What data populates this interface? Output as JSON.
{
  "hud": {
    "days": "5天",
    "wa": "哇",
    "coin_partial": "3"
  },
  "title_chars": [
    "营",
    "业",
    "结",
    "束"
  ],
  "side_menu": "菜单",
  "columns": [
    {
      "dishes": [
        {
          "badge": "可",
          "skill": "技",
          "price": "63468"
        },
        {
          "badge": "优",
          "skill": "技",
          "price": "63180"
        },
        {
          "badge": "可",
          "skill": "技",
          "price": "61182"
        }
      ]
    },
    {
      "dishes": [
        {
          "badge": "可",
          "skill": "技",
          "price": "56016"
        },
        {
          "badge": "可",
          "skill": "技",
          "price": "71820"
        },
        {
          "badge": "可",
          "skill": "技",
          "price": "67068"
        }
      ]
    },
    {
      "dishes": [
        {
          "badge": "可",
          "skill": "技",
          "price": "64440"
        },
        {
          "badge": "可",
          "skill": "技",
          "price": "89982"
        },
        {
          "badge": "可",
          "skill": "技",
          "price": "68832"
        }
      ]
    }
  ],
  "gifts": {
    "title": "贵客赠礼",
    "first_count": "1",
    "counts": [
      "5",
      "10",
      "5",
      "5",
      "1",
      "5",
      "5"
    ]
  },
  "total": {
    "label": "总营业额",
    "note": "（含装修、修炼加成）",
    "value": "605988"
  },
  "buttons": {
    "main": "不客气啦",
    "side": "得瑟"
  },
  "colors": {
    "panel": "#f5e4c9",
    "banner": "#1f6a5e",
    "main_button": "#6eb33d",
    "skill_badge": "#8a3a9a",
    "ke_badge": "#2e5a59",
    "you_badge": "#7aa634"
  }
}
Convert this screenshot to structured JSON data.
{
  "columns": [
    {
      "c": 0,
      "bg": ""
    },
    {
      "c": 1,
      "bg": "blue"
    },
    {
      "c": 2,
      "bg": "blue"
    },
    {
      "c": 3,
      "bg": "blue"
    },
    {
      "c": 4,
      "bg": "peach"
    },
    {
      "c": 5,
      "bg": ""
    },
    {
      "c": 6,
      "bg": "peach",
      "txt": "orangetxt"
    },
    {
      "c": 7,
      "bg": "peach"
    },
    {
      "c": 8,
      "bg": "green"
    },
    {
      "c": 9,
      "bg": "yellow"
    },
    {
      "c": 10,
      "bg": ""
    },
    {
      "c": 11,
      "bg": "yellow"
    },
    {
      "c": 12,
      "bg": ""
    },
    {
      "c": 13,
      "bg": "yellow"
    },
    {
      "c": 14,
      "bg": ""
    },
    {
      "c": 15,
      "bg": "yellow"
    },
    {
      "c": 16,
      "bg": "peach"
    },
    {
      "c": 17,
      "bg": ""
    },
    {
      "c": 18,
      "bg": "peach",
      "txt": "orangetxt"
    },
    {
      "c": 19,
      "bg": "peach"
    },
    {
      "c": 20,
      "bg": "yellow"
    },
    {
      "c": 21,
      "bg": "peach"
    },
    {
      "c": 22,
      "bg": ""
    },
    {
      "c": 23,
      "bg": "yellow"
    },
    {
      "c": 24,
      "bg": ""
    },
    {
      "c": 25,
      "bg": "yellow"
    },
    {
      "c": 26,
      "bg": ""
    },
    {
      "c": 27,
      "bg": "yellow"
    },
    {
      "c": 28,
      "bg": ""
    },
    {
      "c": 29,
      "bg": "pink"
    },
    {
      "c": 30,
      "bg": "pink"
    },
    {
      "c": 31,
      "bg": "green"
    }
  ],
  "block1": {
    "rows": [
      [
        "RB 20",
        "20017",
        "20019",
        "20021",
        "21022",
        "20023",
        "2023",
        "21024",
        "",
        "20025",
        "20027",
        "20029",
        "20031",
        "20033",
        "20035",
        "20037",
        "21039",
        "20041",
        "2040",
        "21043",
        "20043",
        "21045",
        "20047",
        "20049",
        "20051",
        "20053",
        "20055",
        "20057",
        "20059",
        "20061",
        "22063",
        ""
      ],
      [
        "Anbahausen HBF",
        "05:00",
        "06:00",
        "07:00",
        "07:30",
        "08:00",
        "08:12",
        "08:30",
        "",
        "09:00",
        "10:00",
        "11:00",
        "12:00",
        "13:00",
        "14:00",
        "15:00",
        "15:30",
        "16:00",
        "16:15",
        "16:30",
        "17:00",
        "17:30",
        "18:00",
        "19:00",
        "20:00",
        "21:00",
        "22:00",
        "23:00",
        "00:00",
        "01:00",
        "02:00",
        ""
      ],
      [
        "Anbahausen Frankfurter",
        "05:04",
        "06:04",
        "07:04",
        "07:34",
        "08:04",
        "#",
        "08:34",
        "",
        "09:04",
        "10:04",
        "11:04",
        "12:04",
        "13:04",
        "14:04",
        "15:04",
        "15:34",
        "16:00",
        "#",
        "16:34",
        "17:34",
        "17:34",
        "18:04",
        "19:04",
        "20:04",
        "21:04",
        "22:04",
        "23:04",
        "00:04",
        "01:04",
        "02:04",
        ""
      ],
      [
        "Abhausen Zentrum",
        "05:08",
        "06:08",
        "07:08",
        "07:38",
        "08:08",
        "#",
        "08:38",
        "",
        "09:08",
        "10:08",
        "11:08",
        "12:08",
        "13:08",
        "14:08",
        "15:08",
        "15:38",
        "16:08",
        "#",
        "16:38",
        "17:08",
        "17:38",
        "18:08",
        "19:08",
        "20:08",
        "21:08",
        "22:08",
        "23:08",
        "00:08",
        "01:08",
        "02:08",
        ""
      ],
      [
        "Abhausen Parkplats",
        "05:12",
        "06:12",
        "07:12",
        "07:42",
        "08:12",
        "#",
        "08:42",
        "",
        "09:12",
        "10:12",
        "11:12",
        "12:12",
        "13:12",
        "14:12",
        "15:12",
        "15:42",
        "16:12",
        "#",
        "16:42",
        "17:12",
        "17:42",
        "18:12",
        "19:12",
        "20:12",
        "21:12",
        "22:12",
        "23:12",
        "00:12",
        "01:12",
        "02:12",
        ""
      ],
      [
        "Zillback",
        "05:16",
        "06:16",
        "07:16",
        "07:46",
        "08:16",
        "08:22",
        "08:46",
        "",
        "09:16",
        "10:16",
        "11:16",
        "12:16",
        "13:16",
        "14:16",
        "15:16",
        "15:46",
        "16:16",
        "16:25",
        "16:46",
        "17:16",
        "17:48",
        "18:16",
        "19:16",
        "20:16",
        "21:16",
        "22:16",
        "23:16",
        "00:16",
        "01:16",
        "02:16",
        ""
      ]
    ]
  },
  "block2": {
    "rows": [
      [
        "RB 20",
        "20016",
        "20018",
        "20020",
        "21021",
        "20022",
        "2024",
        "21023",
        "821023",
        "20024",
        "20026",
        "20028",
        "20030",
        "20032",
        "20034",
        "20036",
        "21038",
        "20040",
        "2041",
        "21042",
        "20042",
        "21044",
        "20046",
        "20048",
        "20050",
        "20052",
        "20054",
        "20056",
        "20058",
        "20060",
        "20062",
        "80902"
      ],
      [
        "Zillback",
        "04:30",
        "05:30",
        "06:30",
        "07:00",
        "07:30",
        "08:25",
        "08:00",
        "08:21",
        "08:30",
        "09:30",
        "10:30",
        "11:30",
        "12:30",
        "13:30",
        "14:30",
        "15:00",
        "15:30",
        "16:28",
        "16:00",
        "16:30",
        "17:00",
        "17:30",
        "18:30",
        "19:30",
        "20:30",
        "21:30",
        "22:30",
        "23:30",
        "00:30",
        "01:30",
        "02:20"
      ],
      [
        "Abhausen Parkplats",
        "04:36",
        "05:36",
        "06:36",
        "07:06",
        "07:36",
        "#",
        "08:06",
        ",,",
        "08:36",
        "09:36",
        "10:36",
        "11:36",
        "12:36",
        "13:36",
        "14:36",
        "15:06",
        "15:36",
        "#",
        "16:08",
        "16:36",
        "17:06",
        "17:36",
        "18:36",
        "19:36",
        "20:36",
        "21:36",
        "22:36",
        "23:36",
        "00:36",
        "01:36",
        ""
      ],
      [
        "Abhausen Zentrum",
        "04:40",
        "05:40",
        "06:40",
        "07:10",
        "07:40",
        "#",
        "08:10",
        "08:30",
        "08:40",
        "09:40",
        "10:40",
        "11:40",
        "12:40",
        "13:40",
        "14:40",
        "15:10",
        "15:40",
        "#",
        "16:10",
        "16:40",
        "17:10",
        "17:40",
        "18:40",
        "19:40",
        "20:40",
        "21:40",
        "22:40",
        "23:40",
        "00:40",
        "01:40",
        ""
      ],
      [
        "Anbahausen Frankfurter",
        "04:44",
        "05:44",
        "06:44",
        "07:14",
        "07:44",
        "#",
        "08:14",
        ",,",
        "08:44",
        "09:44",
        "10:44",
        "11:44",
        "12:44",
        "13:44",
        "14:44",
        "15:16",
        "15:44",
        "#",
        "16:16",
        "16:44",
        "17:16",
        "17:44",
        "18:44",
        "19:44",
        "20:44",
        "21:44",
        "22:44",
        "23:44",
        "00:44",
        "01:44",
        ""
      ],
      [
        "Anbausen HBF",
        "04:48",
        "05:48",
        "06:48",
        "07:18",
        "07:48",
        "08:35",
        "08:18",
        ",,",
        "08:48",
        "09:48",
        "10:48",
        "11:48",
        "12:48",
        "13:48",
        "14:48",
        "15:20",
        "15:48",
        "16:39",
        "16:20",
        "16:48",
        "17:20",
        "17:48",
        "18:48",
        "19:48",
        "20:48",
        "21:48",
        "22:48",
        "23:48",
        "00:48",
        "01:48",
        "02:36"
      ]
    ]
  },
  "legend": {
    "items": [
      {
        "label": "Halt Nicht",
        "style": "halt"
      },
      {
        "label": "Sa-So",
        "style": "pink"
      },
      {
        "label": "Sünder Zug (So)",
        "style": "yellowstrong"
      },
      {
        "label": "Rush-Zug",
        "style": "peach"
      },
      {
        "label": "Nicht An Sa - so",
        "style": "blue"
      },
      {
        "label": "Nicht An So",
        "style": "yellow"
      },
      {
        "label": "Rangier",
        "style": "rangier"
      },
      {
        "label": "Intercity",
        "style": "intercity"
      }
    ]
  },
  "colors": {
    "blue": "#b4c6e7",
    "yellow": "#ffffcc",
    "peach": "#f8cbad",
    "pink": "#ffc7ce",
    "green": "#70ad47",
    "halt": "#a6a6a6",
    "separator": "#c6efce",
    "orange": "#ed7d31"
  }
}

::::::::

DIRECTIONS:
From the listing above, copy out each line where the word "Nicht" appears.

WORKED ANSWER:
        "label": "Halt Nicht",
        "label": "Nicht An Sa - so",
        "label": "Nicht An So",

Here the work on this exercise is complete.